### GIVEN EXERCISE
Copy nothing but the text: reproduce each line of the listing exactly and leave the pictures out.

### INPUT ROWS
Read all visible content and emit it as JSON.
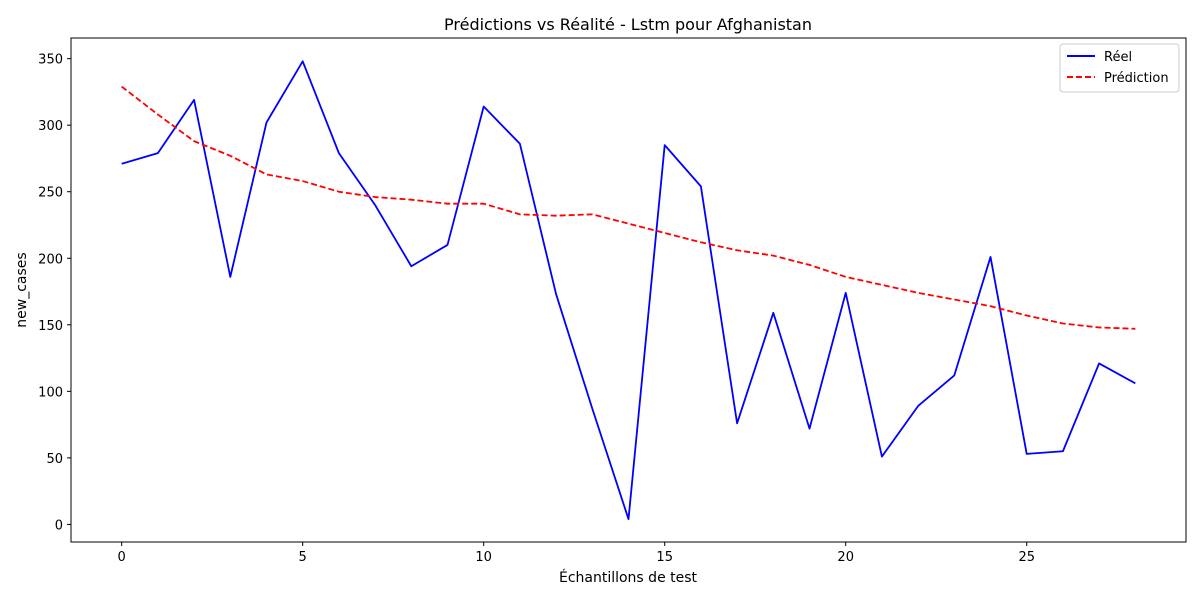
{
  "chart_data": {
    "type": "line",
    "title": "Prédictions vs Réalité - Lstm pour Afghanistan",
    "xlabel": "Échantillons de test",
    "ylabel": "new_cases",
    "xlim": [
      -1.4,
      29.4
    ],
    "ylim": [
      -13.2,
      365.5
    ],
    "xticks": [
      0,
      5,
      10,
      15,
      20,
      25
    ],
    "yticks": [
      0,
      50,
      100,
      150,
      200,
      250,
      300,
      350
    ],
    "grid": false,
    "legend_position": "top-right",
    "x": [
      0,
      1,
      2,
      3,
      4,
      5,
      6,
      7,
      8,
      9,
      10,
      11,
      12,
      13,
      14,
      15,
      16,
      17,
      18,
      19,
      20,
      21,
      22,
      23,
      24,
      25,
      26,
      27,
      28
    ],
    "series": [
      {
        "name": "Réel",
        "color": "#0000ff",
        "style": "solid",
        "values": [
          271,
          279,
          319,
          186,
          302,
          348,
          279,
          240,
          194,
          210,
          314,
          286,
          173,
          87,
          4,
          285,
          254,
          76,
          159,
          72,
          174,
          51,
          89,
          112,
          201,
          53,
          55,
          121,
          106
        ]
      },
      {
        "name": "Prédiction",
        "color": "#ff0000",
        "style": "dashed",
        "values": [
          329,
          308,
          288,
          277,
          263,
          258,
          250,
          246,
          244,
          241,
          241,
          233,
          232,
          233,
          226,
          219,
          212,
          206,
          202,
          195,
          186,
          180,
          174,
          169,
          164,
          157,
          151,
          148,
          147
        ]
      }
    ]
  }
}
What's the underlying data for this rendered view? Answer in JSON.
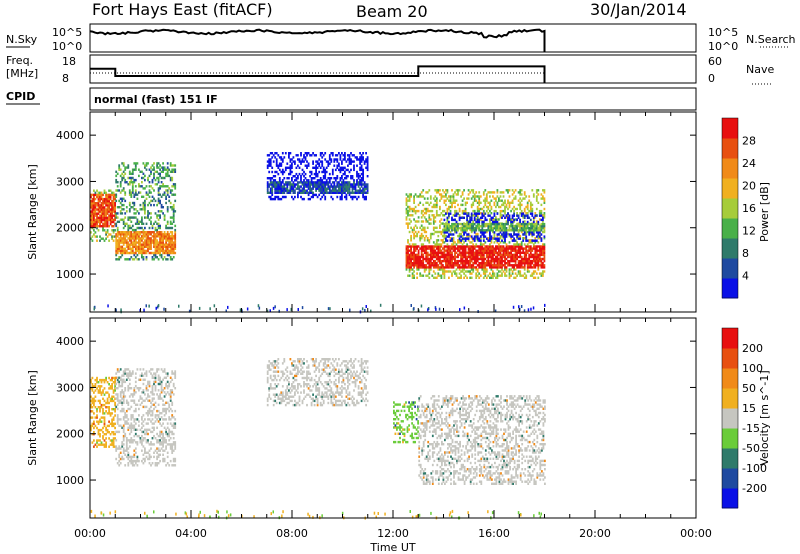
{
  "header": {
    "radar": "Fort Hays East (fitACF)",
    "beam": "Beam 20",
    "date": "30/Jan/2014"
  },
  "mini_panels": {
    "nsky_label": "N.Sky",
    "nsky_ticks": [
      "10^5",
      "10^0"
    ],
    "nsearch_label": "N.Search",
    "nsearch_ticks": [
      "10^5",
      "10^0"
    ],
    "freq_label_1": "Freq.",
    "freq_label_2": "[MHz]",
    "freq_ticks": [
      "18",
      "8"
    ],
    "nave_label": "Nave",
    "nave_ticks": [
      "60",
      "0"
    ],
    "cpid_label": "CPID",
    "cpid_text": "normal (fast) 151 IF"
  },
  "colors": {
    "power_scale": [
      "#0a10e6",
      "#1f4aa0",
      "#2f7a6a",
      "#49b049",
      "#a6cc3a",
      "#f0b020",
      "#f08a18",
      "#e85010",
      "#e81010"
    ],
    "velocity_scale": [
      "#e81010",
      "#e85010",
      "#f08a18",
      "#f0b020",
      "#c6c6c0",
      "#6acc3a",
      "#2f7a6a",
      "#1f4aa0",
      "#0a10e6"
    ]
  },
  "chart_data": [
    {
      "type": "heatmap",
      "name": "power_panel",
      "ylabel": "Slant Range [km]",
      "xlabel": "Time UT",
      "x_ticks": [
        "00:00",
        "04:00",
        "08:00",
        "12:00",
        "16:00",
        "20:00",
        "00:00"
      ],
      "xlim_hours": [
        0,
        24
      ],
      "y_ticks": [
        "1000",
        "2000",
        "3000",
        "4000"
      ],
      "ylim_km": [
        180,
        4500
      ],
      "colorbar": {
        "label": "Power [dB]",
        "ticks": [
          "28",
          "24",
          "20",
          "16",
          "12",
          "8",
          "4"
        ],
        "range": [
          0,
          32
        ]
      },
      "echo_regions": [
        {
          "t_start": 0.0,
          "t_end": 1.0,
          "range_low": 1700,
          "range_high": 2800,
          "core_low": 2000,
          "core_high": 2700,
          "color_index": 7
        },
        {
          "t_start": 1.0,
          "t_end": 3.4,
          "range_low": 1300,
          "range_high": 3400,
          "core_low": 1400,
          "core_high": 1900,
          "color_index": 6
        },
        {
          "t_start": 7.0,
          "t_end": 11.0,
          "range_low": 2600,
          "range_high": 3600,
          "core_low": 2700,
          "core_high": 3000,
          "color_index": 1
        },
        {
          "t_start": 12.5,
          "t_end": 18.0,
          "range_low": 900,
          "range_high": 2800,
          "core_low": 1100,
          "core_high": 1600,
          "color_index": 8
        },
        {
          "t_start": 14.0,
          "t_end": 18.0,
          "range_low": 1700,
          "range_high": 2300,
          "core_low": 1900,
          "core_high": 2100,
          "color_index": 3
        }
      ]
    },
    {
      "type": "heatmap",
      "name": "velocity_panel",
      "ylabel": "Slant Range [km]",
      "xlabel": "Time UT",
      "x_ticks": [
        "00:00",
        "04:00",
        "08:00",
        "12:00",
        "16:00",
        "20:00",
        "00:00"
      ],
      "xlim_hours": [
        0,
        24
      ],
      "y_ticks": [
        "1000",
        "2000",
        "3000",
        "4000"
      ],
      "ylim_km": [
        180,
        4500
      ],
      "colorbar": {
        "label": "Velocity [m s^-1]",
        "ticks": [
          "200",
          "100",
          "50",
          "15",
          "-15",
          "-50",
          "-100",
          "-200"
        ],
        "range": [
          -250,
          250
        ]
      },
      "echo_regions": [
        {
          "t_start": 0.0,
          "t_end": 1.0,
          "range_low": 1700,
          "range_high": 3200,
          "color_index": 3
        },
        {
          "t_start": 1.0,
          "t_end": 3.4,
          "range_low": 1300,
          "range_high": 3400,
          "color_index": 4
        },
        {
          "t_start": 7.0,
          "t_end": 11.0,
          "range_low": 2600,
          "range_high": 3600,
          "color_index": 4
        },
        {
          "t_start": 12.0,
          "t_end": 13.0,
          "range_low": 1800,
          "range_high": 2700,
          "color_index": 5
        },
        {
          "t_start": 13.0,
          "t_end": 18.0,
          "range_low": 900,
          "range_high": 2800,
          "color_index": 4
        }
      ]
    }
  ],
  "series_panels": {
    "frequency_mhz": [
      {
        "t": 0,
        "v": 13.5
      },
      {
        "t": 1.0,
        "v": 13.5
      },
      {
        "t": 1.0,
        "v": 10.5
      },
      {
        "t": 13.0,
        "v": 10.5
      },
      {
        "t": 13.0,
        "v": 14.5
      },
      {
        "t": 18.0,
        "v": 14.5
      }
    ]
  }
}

### RESULT FOR THIS TASK
Read all visible content and emit it as JSON.
{
  "chart_data": {
    "type": "line",
    "title": "Prédictions vs Réalité - Lstm pour Afghanistan",
    "xlabel": "Échantillons de test",
    "ylabel": "new_cases",
    "xlim": [
      -1.4,
      29.4
    ],
    "ylim": [
      -13.2,
      365.5
    ],
    "xticks": [
      0,
      5,
      10,
      15,
      20,
      25
    ],
    "yticks": [
      0,
      50,
      100,
      150,
      200,
      250,
      300,
      350
    ],
    "grid": false,
    "legend_position": "top-right",
    "x": [
      0,
      1,
      2,
      3,
      4,
      5,
      6,
      7,
      8,
      9,
      10,
      11,
      12,
      13,
      14,
      15,
      16,
      17,
      18,
      19,
      20,
      21,
      22,
      23,
      24,
      25,
      26,
      27,
      28
    ],
    "series": [
      {
        "name": "Réel",
        "color": "#0000ff",
        "style": "solid",
        "values": [
          271,
          279,
          319,
          186,
          302,
          348,
          279,
          240,
          194,
          210,
          314,
          286,
          173,
          87,
          4,
          285,
          254,
          76,
          159,
          72,
          174,
          51,
          89,
          112,
          201,
          53,
          55,
          121,
          106
        ]
      },
      {
        "name": "Prédiction",
        "color": "#ff0000",
        "style": "dashed",
        "values": [
          329,
          308,
          288,
          277,
          263,
          258,
          250,
          246,
          244,
          241,
          241,
          233,
          232,
          233,
          226,
          219,
          212,
          206,
          202,
          195,
          186,
          180,
          174,
          169,
          164,
          157,
          151,
          148,
          147
        ]
      }
    ]
  }
}
What's the underlying data for this rendered view? Answer in JSON.
{
  "header": {
    "radar": "Fort Hays East (fitACF)",
    "beam": "Beam 20",
    "date": "30/Jan/2014"
  },
  "mini_panels": {
    "nsky_label": "N.Sky",
    "nsky_ticks": [
      "10^5",
      "10^0"
    ],
    "nsearch_label": "N.Search",
    "nsearch_ticks": [
      "10^5",
      "10^0"
    ],
    "freq_label_1": "Freq.",
    "freq_label_2": "[MHz]",
    "freq_ticks": [
      "18",
      "8"
    ],
    "nave_label": "Nave",
    "nave_ticks": [
      "60",
      "0"
    ],
    "cpid_label": "CPID",
    "cpid_text": "normal (fast) 151 IF"
  },
  "colors": {
    "power_scale": [
      "#0a10e6",
      "#1f4aa0",
      "#2f7a6a",
      "#49b049",
      "#a6cc3a",
      "#f0b020",
      "#f08a18",
      "#e85010",
      "#e81010"
    ],
    "velocity_scale": [
      "#e81010",
      "#e85010",
      "#f08a18",
      "#f0b020",
      "#c6c6c0",
      "#6acc3a",
      "#2f7a6a",
      "#1f4aa0",
      "#0a10e6"
    ]
  },
  "chart_data": [
    {
      "type": "heatmap",
      "name": "power_panel",
      "ylabel": "Slant Range [km]",
      "xlabel": "Time UT",
      "x_ticks": [
        "00:00",
        "04:00",
        "08:00",
        "12:00",
        "16:00",
        "20:00",
        "00:00"
      ],
      "xlim_hours": [
        0,
        24
      ],
      "y_ticks": [
        "1000",
        "2000",
        "3000",
        "4000"
      ],
      "ylim_km": [
        180,
        4500
      ],
      "colorbar": {
        "label": "Power [dB]",
        "ticks": [
          "28",
          "24",
          "20",
          "16",
          "12",
          "8",
          "4"
        ],
        "range": [
          0,
          32
        ]
      },
      "echo_regions": [
        {
          "t_start": 0.0,
          "t_end": 1.0,
          "range_low": 1700,
          "range_high": 2800,
          "core_low": 2000,
          "core_high": 2700,
          "color_index": 7
        },
        {
          "t_start": 1.0,
          "t_end": 3.4,
          "range_low": 1300,
          "range_high": 3400,
          "core_low": 1400,
          "core_high": 1900,
          "color_index": 6
        },
        {
          "t_start": 7.0,
          "t_end": 11.0,
          "range_low": 2600,
          "range_high": 3600,
          "core_low": 2700,
          "core_high": 3000,
          "color_index": 1
        },
        {
          "t_start": 12.5,
          "t_end": 18.0,
          "range_low": 900,
          "range_high": 2800,
          "core_low": 1100,
          "core_high": 1600,
          "color_index": 8
        },
        {
          "t_start": 14.0,
          "t_end": 18.0,
          "range_low": 1700,
          "range_high": 2300,
          "core_low": 1900,
          "core_high": 2100,
          "color_index": 3
        }
      ]
    },
    {
      "type": "heatmap",
      "name": "velocity_panel",
      "ylabel": "Slant Range [km]",
      "xlabel": "Time UT",
      "x_ticks": [
        "00:00",
        "04:00",
        "08:00",
        "12:00",
        "16:00",
        "20:00",
        "00:00"
      ],
      "xlim_hours": [
        0,
        24
      ],
      "y_ticks": [
        "1000",
        "2000",
        "3000",
        "4000"
      ],
      "ylim_km": [
        180,
        4500
      ],
      "colorbar": {
        "label": "Velocity [m s^-1]",
        "ticks": [
          "200",
          "100",
          "50",
          "15",
          "-15",
          "-50",
          "-100",
          "-200"
        ],
        "range": [
          -250,
          250
        ]
      },
      "echo_regions": [
        {
          "t_start": 0.0,
          "t_end": 1.0,
          "range_low": 1700,
          "range_high": 3200,
          "color_index": 3
        },
        {
          "t_start": 1.0,
          "t_end": 3.4,
          "range_low": 1300,
          "range_high": 3400,
          "color_index": 4
        },
        {
          "t_start": 7.0,
          "t_end": 11.0,
          "range_low": 2600,
          "range_high": 3600,
          "color_index": 4
        },
        {
          "t_start": 12.0,
          "t_end": 13.0,
          "range_low": 1800,
          "range_high": 2700,
          "color_index": 5
        },
        {
          "t_start": 13.0,
          "t_end": 18.0,
          "range_low": 900,
          "range_high": 2800,
          "color_index": 4
        }
      ]
    }
  ],
  "series_panels": {
    "frequency_mhz": [
      {
        "t": 0,
        "v": 13.5
      },
      {
        "t": 1.0,
        "v": 13.5
      },
      {
        "t": 1.0,
        "v": 10.5
      },
      {
        "t": 13.0,
        "v": 10.5
      },
      {
        "t": 13.0,
        "v": 14.5
      },
      {
        "t": 18.0,
        "v": 14.5
      }
    ]
  }
}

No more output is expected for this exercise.